→ DATASET EXCERPTS
begin

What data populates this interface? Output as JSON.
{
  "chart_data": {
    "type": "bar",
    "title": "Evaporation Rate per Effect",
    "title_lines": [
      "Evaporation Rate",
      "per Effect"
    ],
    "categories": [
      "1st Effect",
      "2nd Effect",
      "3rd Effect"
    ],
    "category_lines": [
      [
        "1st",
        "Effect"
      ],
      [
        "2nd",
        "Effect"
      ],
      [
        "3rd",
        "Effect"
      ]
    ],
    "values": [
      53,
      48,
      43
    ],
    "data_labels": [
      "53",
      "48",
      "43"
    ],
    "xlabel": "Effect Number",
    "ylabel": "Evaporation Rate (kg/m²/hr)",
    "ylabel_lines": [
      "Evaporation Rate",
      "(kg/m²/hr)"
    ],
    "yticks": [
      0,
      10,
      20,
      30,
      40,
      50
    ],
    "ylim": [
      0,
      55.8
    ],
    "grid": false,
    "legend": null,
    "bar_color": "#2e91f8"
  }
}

end
begin

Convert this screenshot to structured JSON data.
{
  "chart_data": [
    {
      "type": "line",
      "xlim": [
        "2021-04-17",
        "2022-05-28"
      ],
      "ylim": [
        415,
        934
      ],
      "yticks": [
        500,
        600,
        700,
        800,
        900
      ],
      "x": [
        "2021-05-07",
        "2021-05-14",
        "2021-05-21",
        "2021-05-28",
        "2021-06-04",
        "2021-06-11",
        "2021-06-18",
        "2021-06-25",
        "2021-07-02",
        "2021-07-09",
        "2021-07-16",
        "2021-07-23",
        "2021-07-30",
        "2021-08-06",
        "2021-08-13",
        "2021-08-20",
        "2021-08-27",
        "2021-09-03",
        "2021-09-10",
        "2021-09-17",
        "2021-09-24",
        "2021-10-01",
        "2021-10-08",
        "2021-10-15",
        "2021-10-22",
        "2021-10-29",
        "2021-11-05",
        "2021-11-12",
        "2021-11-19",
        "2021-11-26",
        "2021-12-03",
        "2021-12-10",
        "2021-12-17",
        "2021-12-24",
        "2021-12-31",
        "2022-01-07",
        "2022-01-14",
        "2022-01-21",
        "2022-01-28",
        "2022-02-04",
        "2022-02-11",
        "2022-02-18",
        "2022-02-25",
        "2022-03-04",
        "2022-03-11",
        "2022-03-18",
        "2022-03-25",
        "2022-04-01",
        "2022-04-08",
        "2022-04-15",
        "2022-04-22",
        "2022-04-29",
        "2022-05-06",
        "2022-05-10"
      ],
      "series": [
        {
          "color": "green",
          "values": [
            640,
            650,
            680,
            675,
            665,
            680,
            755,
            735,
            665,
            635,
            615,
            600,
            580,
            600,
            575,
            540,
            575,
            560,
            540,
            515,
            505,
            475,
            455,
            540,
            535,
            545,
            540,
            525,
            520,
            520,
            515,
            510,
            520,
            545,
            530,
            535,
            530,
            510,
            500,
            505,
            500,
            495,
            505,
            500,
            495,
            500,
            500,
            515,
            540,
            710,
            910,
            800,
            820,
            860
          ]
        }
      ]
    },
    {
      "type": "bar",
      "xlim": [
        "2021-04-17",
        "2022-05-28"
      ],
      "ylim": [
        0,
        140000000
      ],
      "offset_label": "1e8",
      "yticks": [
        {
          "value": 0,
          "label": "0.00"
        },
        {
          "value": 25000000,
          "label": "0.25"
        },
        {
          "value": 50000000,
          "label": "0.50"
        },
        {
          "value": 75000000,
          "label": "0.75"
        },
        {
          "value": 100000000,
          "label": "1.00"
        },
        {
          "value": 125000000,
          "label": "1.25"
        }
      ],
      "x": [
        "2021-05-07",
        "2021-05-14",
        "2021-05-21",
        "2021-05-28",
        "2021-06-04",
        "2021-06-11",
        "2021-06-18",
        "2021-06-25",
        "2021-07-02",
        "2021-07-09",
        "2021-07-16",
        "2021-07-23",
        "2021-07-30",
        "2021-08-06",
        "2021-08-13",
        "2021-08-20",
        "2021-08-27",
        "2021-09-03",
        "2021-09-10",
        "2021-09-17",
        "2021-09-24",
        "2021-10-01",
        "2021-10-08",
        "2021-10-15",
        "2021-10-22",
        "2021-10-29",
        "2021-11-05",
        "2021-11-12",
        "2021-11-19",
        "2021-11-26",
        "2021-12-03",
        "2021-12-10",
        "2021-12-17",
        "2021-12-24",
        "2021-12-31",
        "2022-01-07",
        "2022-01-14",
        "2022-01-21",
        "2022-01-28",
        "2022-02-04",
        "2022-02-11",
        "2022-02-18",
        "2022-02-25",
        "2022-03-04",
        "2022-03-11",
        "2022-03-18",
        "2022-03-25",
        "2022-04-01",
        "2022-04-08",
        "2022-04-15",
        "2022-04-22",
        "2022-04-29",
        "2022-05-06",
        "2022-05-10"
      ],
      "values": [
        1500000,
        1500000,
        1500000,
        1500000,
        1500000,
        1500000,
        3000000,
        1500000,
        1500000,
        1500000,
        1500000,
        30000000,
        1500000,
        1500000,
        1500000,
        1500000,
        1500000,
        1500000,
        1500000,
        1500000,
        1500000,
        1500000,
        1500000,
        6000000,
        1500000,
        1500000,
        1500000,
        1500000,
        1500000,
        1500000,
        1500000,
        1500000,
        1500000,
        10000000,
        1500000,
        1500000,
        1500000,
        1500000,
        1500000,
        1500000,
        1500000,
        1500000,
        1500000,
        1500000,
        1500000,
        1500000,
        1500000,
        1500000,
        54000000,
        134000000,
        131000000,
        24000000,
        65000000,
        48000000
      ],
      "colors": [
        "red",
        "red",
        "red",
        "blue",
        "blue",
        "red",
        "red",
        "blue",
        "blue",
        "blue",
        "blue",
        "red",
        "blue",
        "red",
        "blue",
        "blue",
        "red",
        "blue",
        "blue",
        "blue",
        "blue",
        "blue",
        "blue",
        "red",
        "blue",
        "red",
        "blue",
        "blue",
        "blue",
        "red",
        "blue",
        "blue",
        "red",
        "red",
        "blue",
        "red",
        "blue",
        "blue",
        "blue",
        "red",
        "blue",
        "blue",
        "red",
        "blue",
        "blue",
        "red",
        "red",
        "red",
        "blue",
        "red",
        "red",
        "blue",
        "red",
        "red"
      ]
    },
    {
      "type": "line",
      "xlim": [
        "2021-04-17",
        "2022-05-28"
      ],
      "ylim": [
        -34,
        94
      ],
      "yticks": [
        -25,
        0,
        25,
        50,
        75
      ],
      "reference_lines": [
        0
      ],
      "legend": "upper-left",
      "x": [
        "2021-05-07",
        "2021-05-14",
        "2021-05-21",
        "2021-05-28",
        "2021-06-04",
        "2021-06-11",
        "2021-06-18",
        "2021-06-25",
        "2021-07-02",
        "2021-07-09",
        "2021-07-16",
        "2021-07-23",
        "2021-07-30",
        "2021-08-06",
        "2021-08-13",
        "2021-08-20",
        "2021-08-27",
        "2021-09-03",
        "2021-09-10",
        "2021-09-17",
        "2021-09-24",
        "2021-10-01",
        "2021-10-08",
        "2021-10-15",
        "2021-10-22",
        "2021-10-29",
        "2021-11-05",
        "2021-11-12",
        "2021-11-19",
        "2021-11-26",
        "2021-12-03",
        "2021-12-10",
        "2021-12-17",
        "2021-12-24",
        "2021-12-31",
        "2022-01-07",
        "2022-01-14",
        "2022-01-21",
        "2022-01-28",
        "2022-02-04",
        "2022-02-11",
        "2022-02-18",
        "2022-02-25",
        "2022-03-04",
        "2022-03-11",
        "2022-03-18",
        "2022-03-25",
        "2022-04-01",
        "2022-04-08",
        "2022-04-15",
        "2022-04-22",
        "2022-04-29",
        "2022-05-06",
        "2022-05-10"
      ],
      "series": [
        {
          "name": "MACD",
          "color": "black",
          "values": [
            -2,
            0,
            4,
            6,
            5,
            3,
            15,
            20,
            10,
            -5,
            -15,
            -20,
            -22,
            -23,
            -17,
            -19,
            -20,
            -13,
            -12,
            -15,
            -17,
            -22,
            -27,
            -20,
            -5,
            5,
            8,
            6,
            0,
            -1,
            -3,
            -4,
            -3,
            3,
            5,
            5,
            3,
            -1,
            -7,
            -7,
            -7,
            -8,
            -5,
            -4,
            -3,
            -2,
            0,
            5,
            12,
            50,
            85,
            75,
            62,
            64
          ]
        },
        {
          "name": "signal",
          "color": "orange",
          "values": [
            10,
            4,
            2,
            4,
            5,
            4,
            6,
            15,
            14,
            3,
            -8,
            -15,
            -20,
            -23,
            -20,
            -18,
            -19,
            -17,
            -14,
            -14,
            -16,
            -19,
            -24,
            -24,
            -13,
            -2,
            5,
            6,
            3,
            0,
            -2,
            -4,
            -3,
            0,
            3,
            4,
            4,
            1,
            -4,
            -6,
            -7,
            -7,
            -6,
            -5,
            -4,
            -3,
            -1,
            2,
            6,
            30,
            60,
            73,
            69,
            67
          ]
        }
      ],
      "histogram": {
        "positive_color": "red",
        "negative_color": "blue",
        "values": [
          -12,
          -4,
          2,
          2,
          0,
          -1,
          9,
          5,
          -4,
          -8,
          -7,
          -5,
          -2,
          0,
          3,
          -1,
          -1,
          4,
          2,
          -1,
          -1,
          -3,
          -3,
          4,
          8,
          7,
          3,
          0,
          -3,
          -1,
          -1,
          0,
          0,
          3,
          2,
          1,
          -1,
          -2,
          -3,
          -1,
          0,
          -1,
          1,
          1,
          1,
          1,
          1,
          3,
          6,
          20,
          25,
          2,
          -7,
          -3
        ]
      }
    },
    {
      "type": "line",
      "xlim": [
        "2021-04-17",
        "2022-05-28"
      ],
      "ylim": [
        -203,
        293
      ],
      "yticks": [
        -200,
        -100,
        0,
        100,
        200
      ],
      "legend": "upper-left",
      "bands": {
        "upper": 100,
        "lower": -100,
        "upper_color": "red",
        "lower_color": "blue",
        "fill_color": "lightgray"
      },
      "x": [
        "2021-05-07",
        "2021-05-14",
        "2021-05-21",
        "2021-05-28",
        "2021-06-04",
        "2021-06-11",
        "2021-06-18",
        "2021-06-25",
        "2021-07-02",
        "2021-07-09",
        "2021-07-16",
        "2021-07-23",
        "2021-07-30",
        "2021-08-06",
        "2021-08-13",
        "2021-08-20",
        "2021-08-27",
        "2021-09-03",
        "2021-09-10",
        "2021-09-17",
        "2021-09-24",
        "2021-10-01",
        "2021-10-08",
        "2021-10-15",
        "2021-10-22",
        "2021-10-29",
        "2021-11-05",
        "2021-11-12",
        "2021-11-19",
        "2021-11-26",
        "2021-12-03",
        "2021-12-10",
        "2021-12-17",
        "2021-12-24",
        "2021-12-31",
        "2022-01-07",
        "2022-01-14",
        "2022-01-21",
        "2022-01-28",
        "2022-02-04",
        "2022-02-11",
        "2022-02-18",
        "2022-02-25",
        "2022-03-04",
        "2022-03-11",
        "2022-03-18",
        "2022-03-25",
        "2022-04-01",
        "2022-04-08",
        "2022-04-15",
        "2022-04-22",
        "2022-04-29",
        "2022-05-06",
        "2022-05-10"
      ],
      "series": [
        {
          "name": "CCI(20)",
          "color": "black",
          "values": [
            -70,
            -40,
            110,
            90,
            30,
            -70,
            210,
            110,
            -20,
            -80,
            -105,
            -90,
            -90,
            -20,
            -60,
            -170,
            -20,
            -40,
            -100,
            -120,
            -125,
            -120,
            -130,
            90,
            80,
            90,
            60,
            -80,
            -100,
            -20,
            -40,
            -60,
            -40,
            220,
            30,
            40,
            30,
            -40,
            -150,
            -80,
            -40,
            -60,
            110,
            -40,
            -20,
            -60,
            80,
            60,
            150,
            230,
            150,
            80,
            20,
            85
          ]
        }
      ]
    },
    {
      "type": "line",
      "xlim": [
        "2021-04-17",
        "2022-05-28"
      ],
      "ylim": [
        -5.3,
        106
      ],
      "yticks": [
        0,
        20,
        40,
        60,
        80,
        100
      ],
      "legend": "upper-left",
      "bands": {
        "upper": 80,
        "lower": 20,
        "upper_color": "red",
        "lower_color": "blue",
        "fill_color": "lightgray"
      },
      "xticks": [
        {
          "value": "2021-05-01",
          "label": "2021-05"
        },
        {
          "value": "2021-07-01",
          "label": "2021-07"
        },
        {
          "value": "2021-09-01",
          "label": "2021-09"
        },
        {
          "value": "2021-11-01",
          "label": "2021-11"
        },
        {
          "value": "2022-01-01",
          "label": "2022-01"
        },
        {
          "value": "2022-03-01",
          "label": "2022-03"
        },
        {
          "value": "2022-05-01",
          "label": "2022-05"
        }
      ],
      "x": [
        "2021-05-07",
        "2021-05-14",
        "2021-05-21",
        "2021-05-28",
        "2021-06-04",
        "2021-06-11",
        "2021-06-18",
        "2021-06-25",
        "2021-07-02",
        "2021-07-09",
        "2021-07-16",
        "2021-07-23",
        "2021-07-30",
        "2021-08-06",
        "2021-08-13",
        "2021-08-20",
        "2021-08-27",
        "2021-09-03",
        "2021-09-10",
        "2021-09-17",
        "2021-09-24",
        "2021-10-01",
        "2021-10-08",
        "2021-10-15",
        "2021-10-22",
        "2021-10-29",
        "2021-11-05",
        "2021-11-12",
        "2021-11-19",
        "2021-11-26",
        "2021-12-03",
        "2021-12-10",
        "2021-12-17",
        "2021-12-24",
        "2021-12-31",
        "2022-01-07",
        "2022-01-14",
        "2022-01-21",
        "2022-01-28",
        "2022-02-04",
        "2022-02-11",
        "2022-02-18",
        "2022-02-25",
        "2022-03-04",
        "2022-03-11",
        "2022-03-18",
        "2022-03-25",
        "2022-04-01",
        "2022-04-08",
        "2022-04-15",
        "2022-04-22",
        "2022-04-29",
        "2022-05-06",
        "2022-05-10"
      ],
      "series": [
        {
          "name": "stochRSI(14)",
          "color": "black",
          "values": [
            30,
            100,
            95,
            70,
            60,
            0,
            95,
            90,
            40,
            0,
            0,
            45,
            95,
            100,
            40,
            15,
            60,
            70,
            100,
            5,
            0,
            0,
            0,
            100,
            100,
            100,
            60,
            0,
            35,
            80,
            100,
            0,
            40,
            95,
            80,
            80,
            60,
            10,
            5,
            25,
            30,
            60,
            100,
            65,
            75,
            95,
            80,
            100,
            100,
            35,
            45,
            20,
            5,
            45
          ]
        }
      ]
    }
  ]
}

end

→ EXERCISE OBJECTIVE
State the number of lines in the preceding entries that include the word "name". Provide nothing else.

→ RESPONSE
4